| Exercise requirements |
Extract all of the entries and set them down verbatim.
┏━━
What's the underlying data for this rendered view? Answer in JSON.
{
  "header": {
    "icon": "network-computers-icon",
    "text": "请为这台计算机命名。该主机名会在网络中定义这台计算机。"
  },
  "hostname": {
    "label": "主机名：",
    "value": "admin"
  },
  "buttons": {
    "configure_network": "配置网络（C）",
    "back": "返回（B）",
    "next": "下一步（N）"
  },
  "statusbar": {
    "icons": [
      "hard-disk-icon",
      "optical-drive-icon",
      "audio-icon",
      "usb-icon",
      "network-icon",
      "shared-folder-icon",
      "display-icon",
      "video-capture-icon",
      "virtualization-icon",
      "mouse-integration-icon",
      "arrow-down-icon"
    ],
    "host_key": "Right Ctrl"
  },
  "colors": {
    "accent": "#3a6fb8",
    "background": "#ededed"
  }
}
┗━━
| Complete response |
What's the underlying data for this rendered view? Answer in JSON.
{
  "header": {
    "icon": "network-computers-icon",
    "text": "请为这台计算机命名。该主机名会在网络中定义这台计算机。"
  },
  "hostname": {
    "label": "主机名：",
    "value": "admin"
  },
  "buttons": {
    "configure_network": "配置网络（C）",
    "back": "返回（B）",
    "next": "下一步（N）"
  },
  "statusbar": {
    "icons": [
      "hard-disk-icon",
      "optical-drive-icon",
      "audio-icon",
      "usb-icon",
      "network-icon",
      "shared-folder-icon",
      "display-icon",
      "video-capture-icon",
      "virtualization-icon",
      "mouse-integration-icon",
      "arrow-down-icon"
    ],
    "host_key": "Right Ctrl"
  },
  "colors": {
    "accent": "#3a6fb8",
    "background": "#ededed"
  }
}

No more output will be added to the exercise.